§ **Input data**
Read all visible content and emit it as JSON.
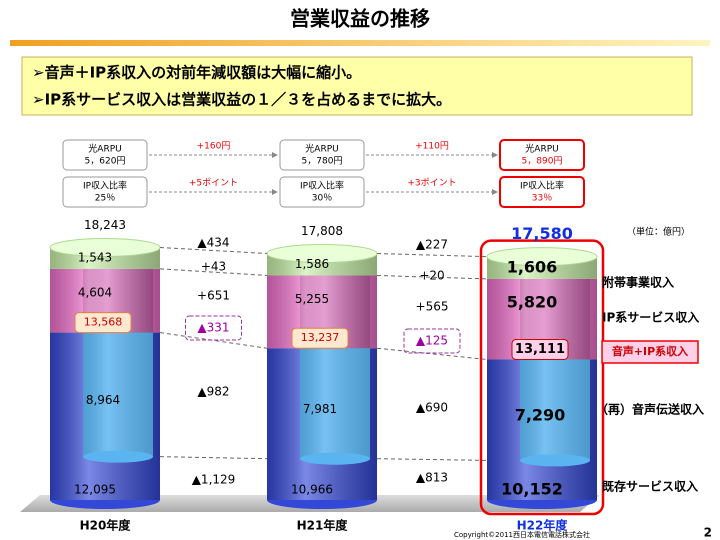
{
  "title": "営業収益の推移",
  "bullets": [
    "➢音声＋IP系収入の対前年減収額は大幅に縮小。",
    "➢IP系サービス収入は営業収益の１／３を占めるまでに拡大。"
  ],
  "kpis": {
    "arpu": {
      "label": "光ARPU",
      "values": [
        "5，620円",
        "5，780円",
        "5，890円"
      ],
      "changes": [
        "+160円",
        "+110円"
      ]
    },
    "ip_ratio": {
      "label": "IP収入比率",
      "values": [
        "25％",
        "30％",
        "33％"
      ],
      "changes": [
        "+5ポイント",
        "+3ポイント"
      ]
    }
  },
  "chart_data": {
    "type": "bar",
    "stacked": true,
    "unit": "（単位：億円）",
    "categories": [
      "H20年度",
      "H21年度",
      "H22年度"
    ],
    "ylim": [
      0,
      19000
    ],
    "series": [
      {
        "name": "既存サービス収入",
        "color": "#3448d8",
        "values": [
          12095,
          10966,
          10152
        ],
        "value_labels": [
          "12,095",
          "10,966",
          "10,152"
        ]
      },
      {
        "name": "IP系サービス収入",
        "color": "#f070cc",
        "values": [
          4604,
          5255,
          5820
        ],
        "value_labels": [
          "4,604",
          "5,255",
          "5,820"
        ]
      },
      {
        "name": "附帯事業収入",
        "color": "#c8f0a8",
        "values": [
          1543,
          1586,
          1606
        ],
        "value_labels": [
          "1,543",
          "1,586",
          "1,606"
        ]
      }
    ],
    "voice": {
      "name": "（再）音声伝送収入",
      "color": "#5ab4f0",
      "values": [
        8964,
        7981,
        7290
      ],
      "value_labels": [
        "8,964",
        "7,981",
        "7,290"
      ]
    },
    "combined": {
      "name": "音声+IP系収入",
      "values": [
        13568,
        13237,
        13111
      ],
      "value_labels": [
        "13,568",
        "13,237",
        "13,111"
      ]
    },
    "totals": {
      "values": [
        18243,
        17808,
        17580
      ],
      "value_labels": [
        "18,243",
        "17,808",
        "17,580"
      ]
    },
    "changes": [
      [
        "▲434",
        "+43",
        "+651",
        "▲331",
        "▲982",
        "▲1,129"
      ],
      [
        "▲227",
        "+20",
        "+565",
        "▲125",
        "▲690",
        "▲813"
      ]
    ]
  },
  "footer": {
    "copyright": "Copyright©2011西日本電信電話株式会社",
    "page": "2"
  }
}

§ **Objective**
Filter the listing above by the word "color"; copy each line that passes.

§ **Completed exercise**
        "color": "#3448d8",
        "color": "#f070cc",
        "color": "#c8f0a8",
      "color": "#5ab4f0",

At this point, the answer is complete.